start The records
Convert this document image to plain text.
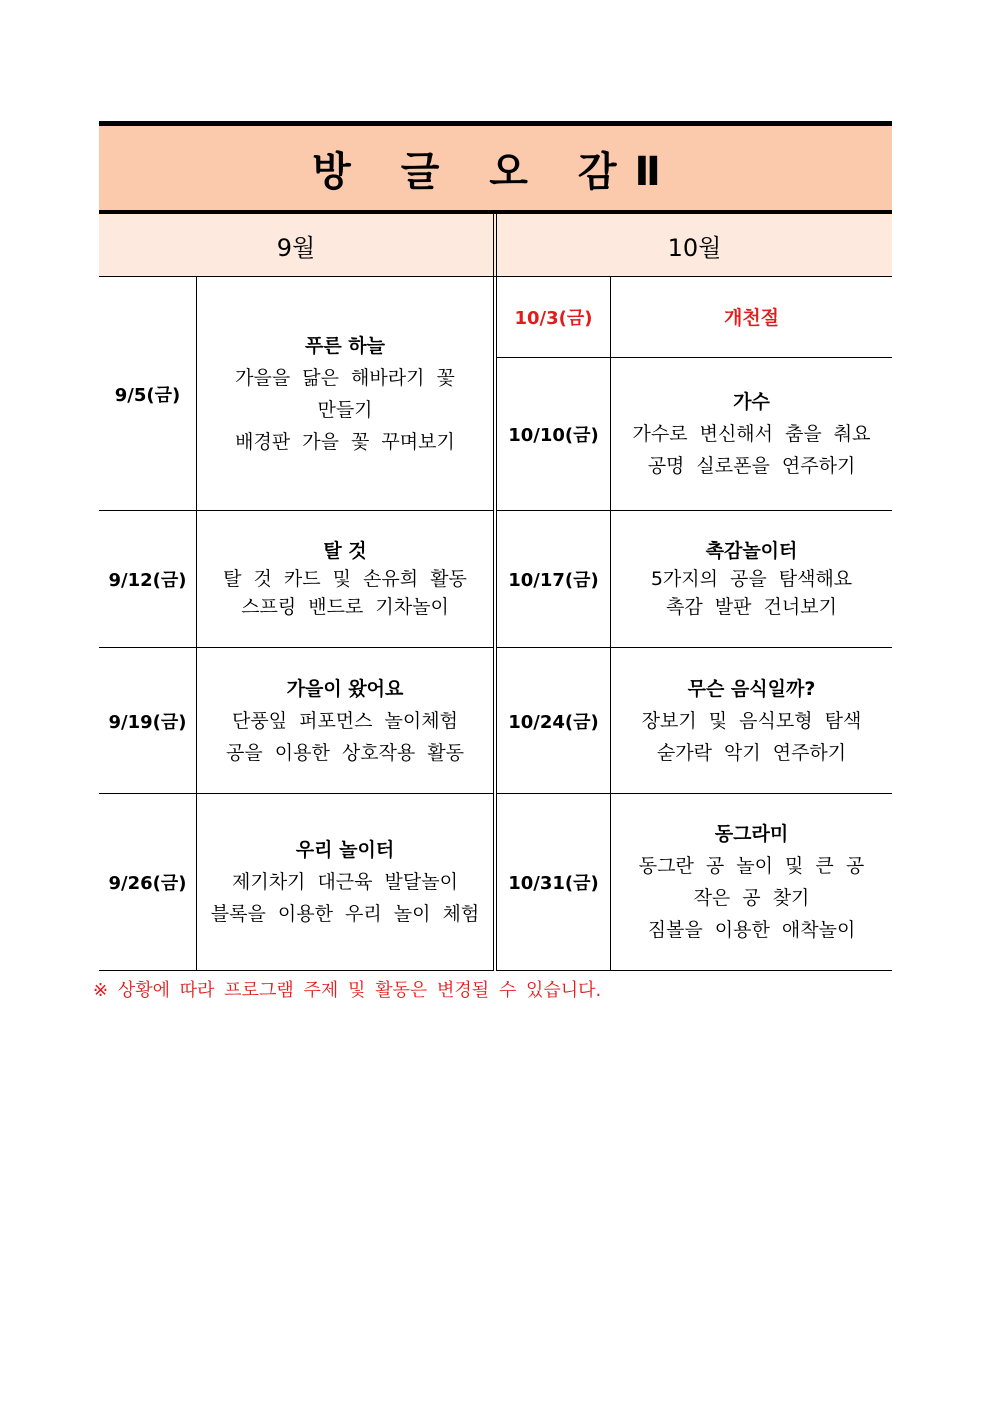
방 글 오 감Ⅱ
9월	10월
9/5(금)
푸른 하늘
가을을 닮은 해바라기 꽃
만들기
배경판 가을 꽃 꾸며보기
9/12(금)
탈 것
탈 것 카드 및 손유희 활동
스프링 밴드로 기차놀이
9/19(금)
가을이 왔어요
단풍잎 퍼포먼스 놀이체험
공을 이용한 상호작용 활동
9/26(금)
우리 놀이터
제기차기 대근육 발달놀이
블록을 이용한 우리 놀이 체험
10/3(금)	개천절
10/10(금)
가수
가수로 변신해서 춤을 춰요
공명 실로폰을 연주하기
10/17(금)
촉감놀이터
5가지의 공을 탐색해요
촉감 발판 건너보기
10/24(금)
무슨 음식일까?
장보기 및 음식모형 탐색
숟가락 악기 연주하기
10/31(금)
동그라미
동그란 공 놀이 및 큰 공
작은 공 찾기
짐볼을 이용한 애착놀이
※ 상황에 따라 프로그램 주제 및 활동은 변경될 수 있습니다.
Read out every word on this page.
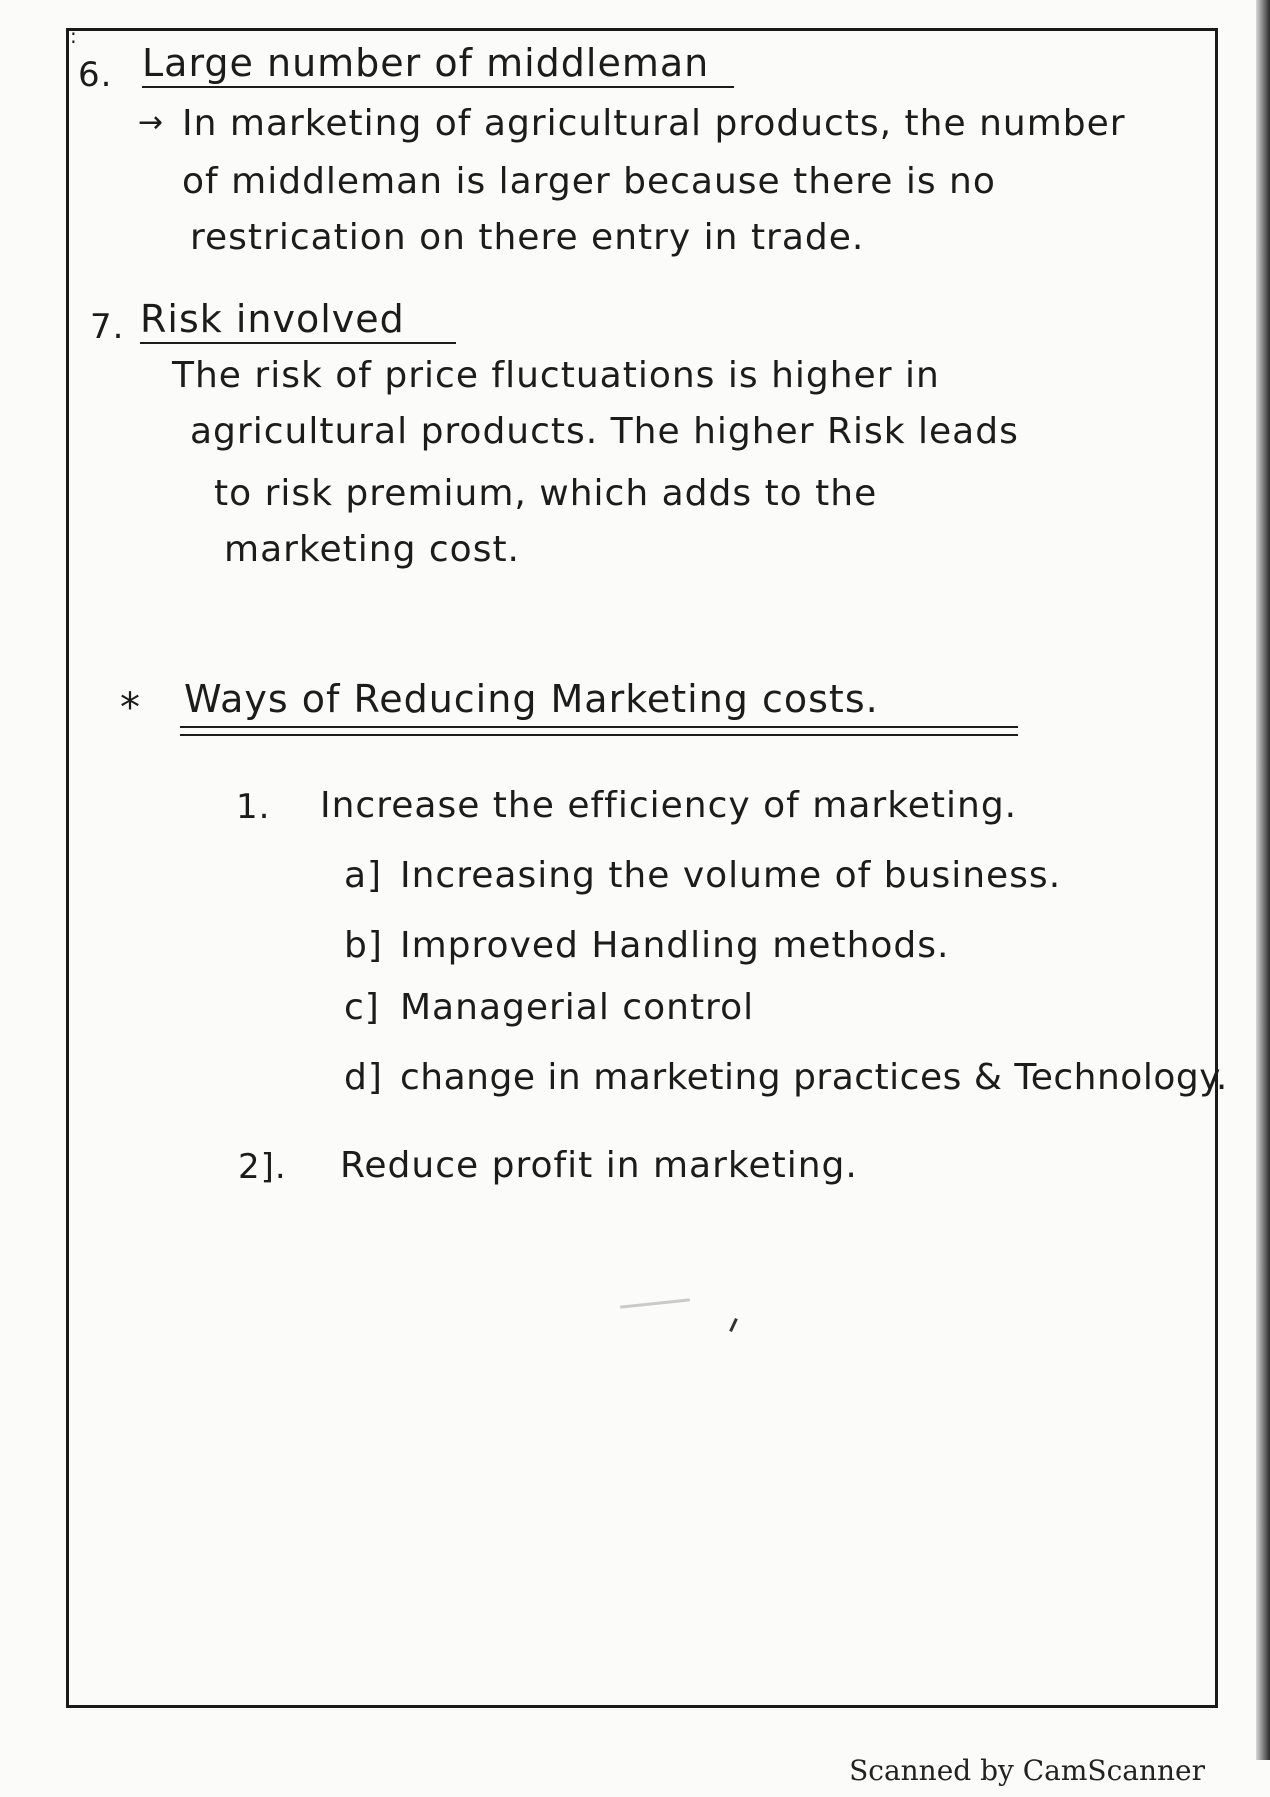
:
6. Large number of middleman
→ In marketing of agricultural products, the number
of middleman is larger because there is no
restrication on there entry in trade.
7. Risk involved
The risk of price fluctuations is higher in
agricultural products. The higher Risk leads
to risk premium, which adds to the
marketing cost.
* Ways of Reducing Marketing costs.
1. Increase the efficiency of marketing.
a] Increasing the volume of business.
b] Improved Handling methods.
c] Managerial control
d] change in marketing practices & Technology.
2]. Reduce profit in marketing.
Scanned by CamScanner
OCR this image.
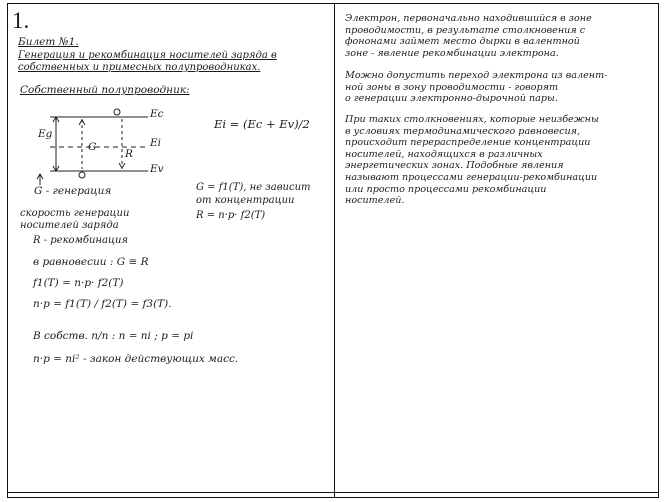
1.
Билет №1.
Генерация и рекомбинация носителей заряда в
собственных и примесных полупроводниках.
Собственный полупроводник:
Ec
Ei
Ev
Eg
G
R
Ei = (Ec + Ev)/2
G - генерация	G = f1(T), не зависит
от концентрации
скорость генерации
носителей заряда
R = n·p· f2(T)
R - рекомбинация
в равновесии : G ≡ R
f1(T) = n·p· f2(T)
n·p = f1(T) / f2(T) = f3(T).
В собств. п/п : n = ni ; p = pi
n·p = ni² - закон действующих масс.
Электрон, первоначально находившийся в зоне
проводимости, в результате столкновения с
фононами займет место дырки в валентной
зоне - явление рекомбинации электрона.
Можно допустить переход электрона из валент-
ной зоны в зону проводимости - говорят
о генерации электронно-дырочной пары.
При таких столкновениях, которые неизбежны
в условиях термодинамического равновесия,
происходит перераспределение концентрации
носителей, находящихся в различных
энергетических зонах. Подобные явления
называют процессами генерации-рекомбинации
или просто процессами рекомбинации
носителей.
end The records
Exercise goal
Output each line exactly; omit every picture.

Task response
Convert this document image to plain text.
방 글 오 감Ⅱ
9월	10월
9/5(금)
푸른 하늘
가을을 닮은 해바라기 꽃
만들기
배경판 가을 꽃 꾸며보기
9/12(금)
탈 것
탈 것 카드 및 손유희 활동
스프링 밴드로 기차놀이
9/19(금)
가을이 왔어요
단풍잎 퍼포먼스 놀이체험
공을 이용한 상호작용 활동
9/26(금)
우리 놀이터
제기차기 대근육 발달놀이
블록을 이용한 우리 놀이 체험
10/3(금)	개천절
10/10(금)
가수
가수로 변신해서 춤을 춰요
공명 실로폰을 연주하기
10/17(금)
촉감놀이터
5가지의 공을 탐색해요
촉감 발판 건너보기
10/24(금)
무슨 음식일까?
장보기 및 음식모형 탐색
숟가락 악기 연주하기
10/31(금)
동그라미
동그란 공 놀이 및 큰 공
작은 공 찾기
짐볼을 이용한 애착놀이
※ 상황에 따라 프로그램 주제 및 활동은 변경될 수 있습니다.
Read out every word on this page.
:
6. Large number of middleman
→ In marketing of agricultural products, the number
of middleman is larger because there is no
restrication on there entry in trade.
7. Risk involved
The risk of price fluctuations is higher in
agricultural products. The higher Risk leads
to risk premium, which adds to the
marketing cost.
* Ways of Reducing Marketing costs.
1. Increase the efficiency of marketing.
a] Increasing the volume of business.
b] Improved Handling methods.
c] Managerial control
d] change in marketing practices & Technology.
2]. Reduce profit in marketing.
Scanned by CamScanner
OCR this image.
1.
Билет №1.
Генерация и рекомбинация носителей заряда в
собственных и примесных полупроводниках.
Собственный полупроводник:
Ec
Ei
Ev
Eg
G
R
Ei = (Ec + Ev)/2
G - генерация	G = f1(T), не зависит
от концентрации
скорость генерации
носителей заряда
R = n·p· f2(T)
R - рекомбинация
в равновесии : G ≡ R
f1(T) = n·p· f2(T)
n·p = f1(T) / f2(T) = f3(T).
В собств. п/п : n = ni ; p = pi
n·p = ni² - закон действующих масс.
Электрон, первоначально находившийся в зоне
проводимости, в результате столкновения с
фононами займет место дырки в валентной
зоне - явление рекомбинации электрона.
Можно допустить переход электрона из валент-
ной зоны в зону проводимости - говорят
о генерации электронно-дырочной пары.
При таких столкновениях, которые неизбежны
в условиях термодинамического равновесия,
происходит перераспределение концентрации
носителей, находящихся в различных
энергетических зонах. Подобные явления
называют процессами генерации-рекомбинации
или просто процессами рекомбинации
носителей.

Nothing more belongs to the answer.